[Figure collection entries]
+++

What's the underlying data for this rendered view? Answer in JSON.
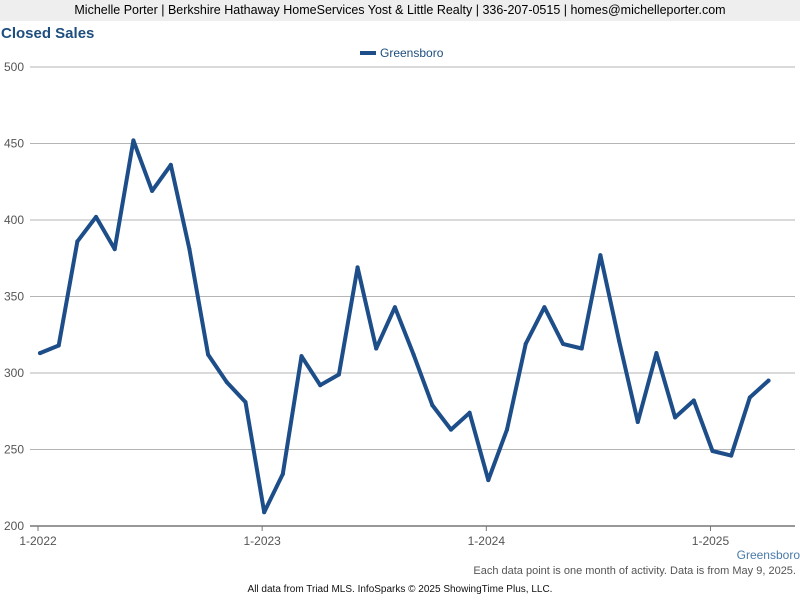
{
  "header": {
    "text": "Michelle Porter | Berkshire Hathaway HomeServices Yost & Little Realty | 336-207-0515 | homes@michelleporter.com"
  },
  "chart_data": {
    "type": "line",
    "title": "Closed Sales",
    "xlabel": "",
    "ylabel": "",
    "ylim": [
      200,
      500
    ],
    "y_ticks": [
      200,
      250,
      300,
      350,
      400,
      450,
      500
    ],
    "x_tick_labels": [
      "1-2022",
      "1-2023",
      "1-2024",
      "1-2025"
    ],
    "x_tick_month_index": [
      0,
      12,
      24,
      36
    ],
    "grid": true,
    "legend_position": "top-center",
    "series": [
      {
        "name": "Greensboro",
        "color": "#1d4e89",
        "values": [
          313,
          318,
          386,
          402,
          381,
          452,
          419,
          436,
          381,
          312,
          294,
          281,
          209,
          234,
          311,
          292,
          299,
          369,
          316,
          343,
          312,
          279,
          263,
          274,
          230,
          263,
          319,
          343,
          319,
          316,
          377,
          321,
          268,
          313,
          271,
          282,
          249,
          246,
          284,
          295
        ]
      }
    ]
  },
  "series_label": "Greensboro",
  "note": "Each data point is one month of activity. Data is from May 9, 2025.",
  "footer": "All data from Triad MLS. InfoSparks © 2025 ShowingTime Plus, LLC."
}
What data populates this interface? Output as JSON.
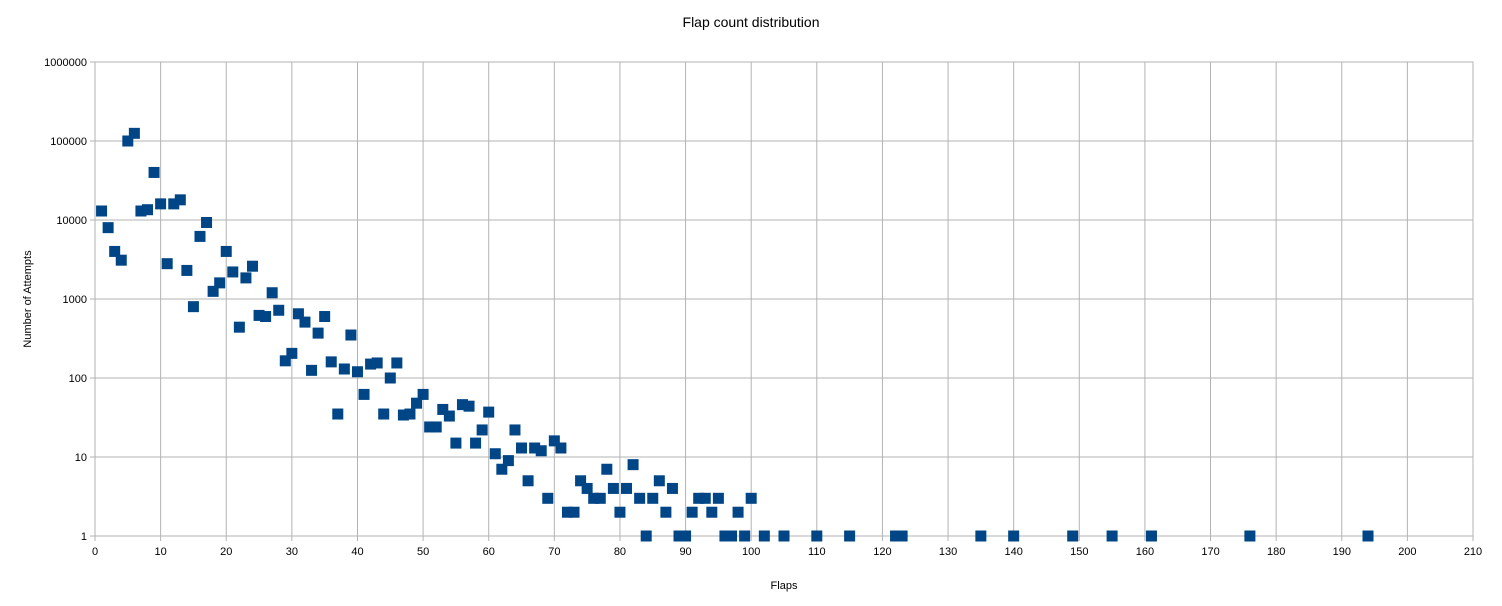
{
  "chart_data": {
    "type": "scatter",
    "title": "Flap count distribution",
    "xlabel": "Flaps",
    "ylabel": "Number of Attempts",
    "xlim": [
      0,
      210
    ],
    "ylim": [
      1,
      1000000
    ],
    "y_scale": "log",
    "grid": true,
    "legend": "none",
    "x_ticks": [
      "0",
      "10",
      "20",
      "30",
      "40",
      "50",
      "60",
      "70",
      "80",
      "90",
      "100",
      "110",
      "120",
      "130",
      "140",
      "150",
      "160",
      "170",
      "180",
      "190",
      "200",
      "210"
    ],
    "y_ticks": [
      "1",
      "10",
      "100",
      "1000",
      "10000",
      "100000",
      "1000000"
    ],
    "marker_color": "#004586",
    "points": [
      [
        1,
        13000
      ],
      [
        2,
        8000
      ],
      [
        3,
        4000
      ],
      [
        4,
        3100
      ],
      [
        5,
        100000
      ],
      [
        6,
        125000
      ],
      [
        7,
        13000
      ],
      [
        8,
        13500
      ],
      [
        9,
        40000
      ],
      [
        10,
        16000
      ],
      [
        11,
        2800
      ],
      [
        12,
        16000
      ],
      [
        13,
        18000
      ],
      [
        14,
        2300
      ],
      [
        15,
        800
      ],
      [
        16,
        6200
      ],
      [
        17,
        9300
      ],
      [
        18,
        1250
      ],
      [
        19,
        1600
      ],
      [
        20,
        4000
      ],
      [
        21,
        2200
      ],
      [
        22,
        440
      ],
      [
        23,
        1850
      ],
      [
        24,
        2600
      ],
      [
        25,
        620
      ],
      [
        26,
        600
      ],
      [
        27,
        1200
      ],
      [
        28,
        720
      ],
      [
        29,
        165
      ],
      [
        30,
        205
      ],
      [
        31,
        650
      ],
      [
        32,
        510
      ],
      [
        33,
        125
      ],
      [
        34,
        370
      ],
      [
        35,
        600
      ],
      [
        36,
        160
      ],
      [
        37,
        35
      ],
      [
        38,
        130
      ],
      [
        39,
        350
      ],
      [
        40,
        120
      ],
      [
        41,
        62
      ],
      [
        42,
        150
      ],
      [
        43,
        155
      ],
      [
        44,
        35
      ],
      [
        45,
        100
      ],
      [
        46,
        155
      ],
      [
        47,
        34
      ],
      [
        48,
        35
      ],
      [
        49,
        48
      ],
      [
        50,
        62
      ],
      [
        51,
        24
      ],
      [
        52,
        24
      ],
      [
        53,
        40
      ],
      [
        54,
        33
      ],
      [
        55,
        15
      ],
      [
        56,
        46
      ],
      [
        57,
        44
      ],
      [
        58,
        15
      ],
      [
        59,
        22
      ],
      [
        60,
        37
      ],
      [
        61,
        11
      ],
      [
        62,
        7
      ],
      [
        63,
        9
      ],
      [
        64,
        22
      ],
      [
        65,
        13
      ],
      [
        66,
        5
      ],
      [
        67,
        13
      ],
      [
        68,
        12
      ],
      [
        69,
        3
      ],
      [
        70,
        16
      ],
      [
        71,
        13
      ],
      [
        72,
        2
      ],
      [
        73,
        2
      ],
      [
        74,
        5
      ],
      [
        75,
        4
      ],
      [
        76,
        3
      ],
      [
        77,
        3
      ],
      [
        78,
        7
      ],
      [
        79,
        4
      ],
      [
        80,
        2
      ],
      [
        81,
        4
      ],
      [
        82,
        8
      ],
      [
        83,
        3
      ],
      [
        84,
        1
      ],
      [
        85,
        3
      ],
      [
        86,
        5
      ],
      [
        87,
        2
      ],
      [
        88,
        4
      ],
      [
        89,
        1
      ],
      [
        90,
        1
      ],
      [
        91,
        2
      ],
      [
        92,
        3
      ],
      [
        93,
        3
      ],
      [
        94,
        2
      ],
      [
        95,
        3
      ],
      [
        96,
        1
      ],
      [
        97,
        1
      ],
      [
        98,
        2
      ],
      [
        99,
        1
      ],
      [
        100,
        3
      ],
      [
        102,
        1
      ],
      [
        105,
        1
      ],
      [
        110,
        1
      ],
      [
        115,
        1
      ],
      [
        122,
        1
      ],
      [
        123,
        1
      ],
      [
        135,
        1
      ],
      [
        140,
        1
      ],
      [
        149,
        1
      ],
      [
        155,
        1
      ],
      [
        161,
        1
      ],
      [
        176,
        1
      ],
      [
        194,
        1
      ]
    ]
  }
}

+++

*To do*. Reproduce every entry exactly, but omit each picture.

*Exercise output*.
What's the underlying data for this rendered view? Answer in JSON.
{
  "header": {
    "text": "Michelle Porter | Berkshire Hathaway HomeServices Yost & Little Realty | 336-207-0515 | homes@michelleporter.com"
  },
  "chart_data": {
    "type": "line",
    "title": "Closed Sales",
    "xlabel": "",
    "ylabel": "",
    "ylim": [
      200,
      500
    ],
    "y_ticks": [
      200,
      250,
      300,
      350,
      400,
      450,
      500
    ],
    "x_tick_labels": [
      "1-2022",
      "1-2023",
      "1-2024",
      "1-2025"
    ],
    "x_tick_month_index": [
      0,
      12,
      24,
      36
    ],
    "grid": true,
    "legend_position": "top-center",
    "series": [
      {
        "name": "Greensboro",
        "color": "#1d4e89",
        "values": [
          313,
          318,
          386,
          402,
          381,
          452,
          419,
          436,
          381,
          312,
          294,
          281,
          209,
          234,
          311,
          292,
          299,
          369,
          316,
          343,
          312,
          279,
          263,
          274,
          230,
          263,
          319,
          343,
          319,
          316,
          377,
          321,
          268,
          313,
          271,
          282,
          249,
          246,
          284,
          295
        ]
      }
    ]
  },
  "series_label": "Greensboro",
  "note": "Each data point is one month of activity. Data is from May 9, 2025.",
  "footer": "All data from Triad MLS. InfoSparks © 2025 ShowingTime Plus, LLC."
}
What data populates this interface? Output as JSON.
{
  "chart_data": {
    "type": "scatter",
    "title": "Flap count distribution",
    "xlabel": "Flaps",
    "ylabel": "Number of Attempts",
    "xlim": [
      0,
      210
    ],
    "ylim": [
      1,
      1000000
    ],
    "y_scale": "log",
    "grid": true,
    "legend": "none",
    "x_ticks": [
      "0",
      "10",
      "20",
      "30",
      "40",
      "50",
      "60",
      "70",
      "80",
      "90",
      "100",
      "110",
      "120",
      "130",
      "140",
      "150",
      "160",
      "170",
      "180",
      "190",
      "200",
      "210"
    ],
    "y_ticks": [
      "1",
      "10",
      "100",
      "1000",
      "10000",
      "100000",
      "1000000"
    ],
    "marker_color": "#004586",
    "points": [
      [
        1,
        13000
      ],
      [
        2,
        8000
      ],
      [
        3,
        4000
      ],
      [
        4,
        3100
      ],
      [
        5,
        100000
      ],
      [
        6,
        125000
      ],
      [
        7,
        13000
      ],
      [
        8,
        13500
      ],
      [
        9,
        40000
      ],
      [
        10,
        16000
      ],
      [
        11,
        2800
      ],
      [
        12,
        16000
      ],
      [
        13,
        18000
      ],
      [
        14,
        2300
      ],
      [
        15,
        800
      ],
      [
        16,
        6200
      ],
      [
        17,
        9300
      ],
      [
        18,
        1250
      ],
      [
        19,
        1600
      ],
      [
        20,
        4000
      ],
      [
        21,
        2200
      ],
      [
        22,
        440
      ],
      [
        23,
        1850
      ],
      [
        24,
        2600
      ],
      [
        25,
        620
      ],
      [
        26,
        600
      ],
      [
        27,
        1200
      ],
      [
        28,
        720
      ],
      [
        29,
        165
      ],
      [
        30,
        205
      ],
      [
        31,
        650
      ],
      [
        32,
        510
      ],
      [
        33,
        125
      ],
      [
        34,
        370
      ],
      [
        35,
        600
      ],
      [
        36,
        160
      ],
      [
        37,
        35
      ],
      [
        38,
        130
      ],
      [
        39,
        350
      ],
      [
        40,
        120
      ],
      [
        41,
        62
      ],
      [
        42,
        150
      ],
      [
        43,
        155
      ],
      [
        44,
        35
      ],
      [
        45,
        100
      ],
      [
        46,
        155
      ],
      [
        47,
        34
      ],
      [
        48,
        35
      ],
      [
        49,
        48
      ],
      [
        50,
        62
      ],
      [
        51,
        24
      ],
      [
        52,
        24
      ],
      [
        53,
        40
      ],
      [
        54,
        33
      ],
      [
        55,
        15
      ],
      [
        56,
        46
      ],
      [
        57,
        44
      ],
      [
        58,
        15
      ],
      [
        59,
        22
      ],
      [
        60,
        37
      ],
      [
        61,
        11
      ],
      [
        62,
        7
      ],
      [
        63,
        9
      ],
      [
        64,
        22
      ],
      [
        65,
        13
      ],
      [
        66,
        5
      ],
      [
        67,
        13
      ],
      [
        68,
        12
      ],
      [
        69,
        3
      ],
      [
        70,
        16
      ],
      [
        71,
        13
      ],
      [
        72,
        2
      ],
      [
        73,
        2
      ],
      [
        74,
        5
      ],
      [
        75,
        4
      ],
      [
        76,
        3
      ],
      [
        77,
        3
      ],
      [
        78,
        7
      ],
      [
        79,
        4
      ],
      [
        80,
        2
      ],
      [
        81,
        4
      ],
      [
        82,
        8
      ],
      [
        83,
        3
      ],
      [
        84,
        1
      ],
      [
        85,
        3
      ],
      [
        86,
        5
      ],
      [
        87,
        2
      ],
      [
        88,
        4
      ],
      [
        89,
        1
      ],
      [
        90,
        1
      ],
      [
        91,
        2
      ],
      [
        92,
        3
      ],
      [
        93,
        3
      ],
      [
        94,
        2
      ],
      [
        95,
        3
      ],
      [
        96,
        1
      ],
      [
        97,
        1
      ],
      [
        98,
        2
      ],
      [
        99,
        1
      ],
      [
        100,
        3
      ],
      [
        102,
        1
      ],
      [
        105,
        1
      ],
      [
        110,
        1
      ],
      [
        115,
        1
      ],
      [
        122,
        1
      ],
      [
        123,
        1
      ],
      [
        135,
        1
      ],
      [
        140,
        1
      ],
      [
        149,
        1
      ],
      [
        155,
        1
      ],
      [
        161,
        1
      ],
      [
        176,
        1
      ],
      [
        194,
        1
      ]
    ]
  }
}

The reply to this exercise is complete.